-- Material supplied start --
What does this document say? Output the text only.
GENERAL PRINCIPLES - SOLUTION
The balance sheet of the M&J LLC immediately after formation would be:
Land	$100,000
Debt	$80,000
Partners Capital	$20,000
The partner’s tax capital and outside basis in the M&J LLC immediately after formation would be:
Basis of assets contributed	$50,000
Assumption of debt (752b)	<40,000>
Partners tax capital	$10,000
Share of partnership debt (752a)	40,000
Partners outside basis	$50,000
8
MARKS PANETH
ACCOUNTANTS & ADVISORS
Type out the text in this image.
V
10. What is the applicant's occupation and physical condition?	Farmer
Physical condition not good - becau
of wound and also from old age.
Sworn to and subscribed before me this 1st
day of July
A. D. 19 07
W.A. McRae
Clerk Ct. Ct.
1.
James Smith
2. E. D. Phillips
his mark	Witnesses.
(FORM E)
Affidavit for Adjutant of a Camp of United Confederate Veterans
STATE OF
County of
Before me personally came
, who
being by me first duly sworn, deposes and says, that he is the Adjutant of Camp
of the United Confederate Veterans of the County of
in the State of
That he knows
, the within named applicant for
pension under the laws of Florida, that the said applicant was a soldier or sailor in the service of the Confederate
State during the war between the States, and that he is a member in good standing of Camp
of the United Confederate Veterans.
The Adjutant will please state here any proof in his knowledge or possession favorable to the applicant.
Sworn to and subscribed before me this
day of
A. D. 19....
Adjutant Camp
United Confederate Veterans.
-- Material supplied end --
**Given instruction:**
Copy out each line in the listing that has the word "County".

**Exercise solution:**
County of
of the United Confederate Veterans of the County of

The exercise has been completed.